**Exercise instructions**
Compute how many lines in the entries below contain "экономических", and output nothing but the number.
+--
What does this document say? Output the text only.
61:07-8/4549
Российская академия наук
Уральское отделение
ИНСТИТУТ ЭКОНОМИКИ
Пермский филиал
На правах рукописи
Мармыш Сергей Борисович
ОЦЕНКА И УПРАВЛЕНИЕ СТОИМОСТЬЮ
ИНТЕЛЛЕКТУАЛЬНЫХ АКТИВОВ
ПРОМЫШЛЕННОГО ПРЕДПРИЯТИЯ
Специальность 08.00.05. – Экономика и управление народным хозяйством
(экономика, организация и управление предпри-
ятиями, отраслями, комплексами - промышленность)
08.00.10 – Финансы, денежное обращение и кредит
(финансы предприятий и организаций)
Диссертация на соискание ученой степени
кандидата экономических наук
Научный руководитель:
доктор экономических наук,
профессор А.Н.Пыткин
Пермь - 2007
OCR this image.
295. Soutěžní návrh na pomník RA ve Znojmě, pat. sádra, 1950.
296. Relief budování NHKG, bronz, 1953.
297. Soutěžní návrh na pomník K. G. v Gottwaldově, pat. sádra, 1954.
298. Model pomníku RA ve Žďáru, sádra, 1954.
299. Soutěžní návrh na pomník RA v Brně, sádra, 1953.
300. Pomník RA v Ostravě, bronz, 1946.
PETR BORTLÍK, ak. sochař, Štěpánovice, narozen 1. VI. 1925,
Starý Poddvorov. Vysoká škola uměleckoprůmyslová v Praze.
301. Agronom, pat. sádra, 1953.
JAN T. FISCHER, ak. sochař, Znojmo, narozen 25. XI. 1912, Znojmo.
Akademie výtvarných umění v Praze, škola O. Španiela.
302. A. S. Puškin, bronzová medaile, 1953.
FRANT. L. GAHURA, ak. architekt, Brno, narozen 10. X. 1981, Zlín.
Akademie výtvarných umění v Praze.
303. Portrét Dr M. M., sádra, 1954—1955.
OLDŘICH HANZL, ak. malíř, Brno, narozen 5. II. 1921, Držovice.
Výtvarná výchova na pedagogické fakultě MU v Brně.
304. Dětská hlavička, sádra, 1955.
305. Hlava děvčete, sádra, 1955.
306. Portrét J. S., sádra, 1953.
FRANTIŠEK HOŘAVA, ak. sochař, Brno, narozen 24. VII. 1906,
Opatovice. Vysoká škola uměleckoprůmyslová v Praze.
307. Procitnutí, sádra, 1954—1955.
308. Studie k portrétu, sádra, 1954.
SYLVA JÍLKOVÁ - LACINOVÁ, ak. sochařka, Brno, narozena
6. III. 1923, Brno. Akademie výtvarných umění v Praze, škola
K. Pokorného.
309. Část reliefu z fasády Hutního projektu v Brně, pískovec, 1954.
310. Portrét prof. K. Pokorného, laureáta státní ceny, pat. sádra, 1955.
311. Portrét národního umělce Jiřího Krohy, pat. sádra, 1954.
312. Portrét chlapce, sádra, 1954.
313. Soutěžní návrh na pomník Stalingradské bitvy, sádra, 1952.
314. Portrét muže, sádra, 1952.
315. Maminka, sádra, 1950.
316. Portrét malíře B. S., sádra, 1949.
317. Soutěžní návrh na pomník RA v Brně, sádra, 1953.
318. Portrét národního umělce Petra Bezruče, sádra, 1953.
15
+--
**Output of the task**
2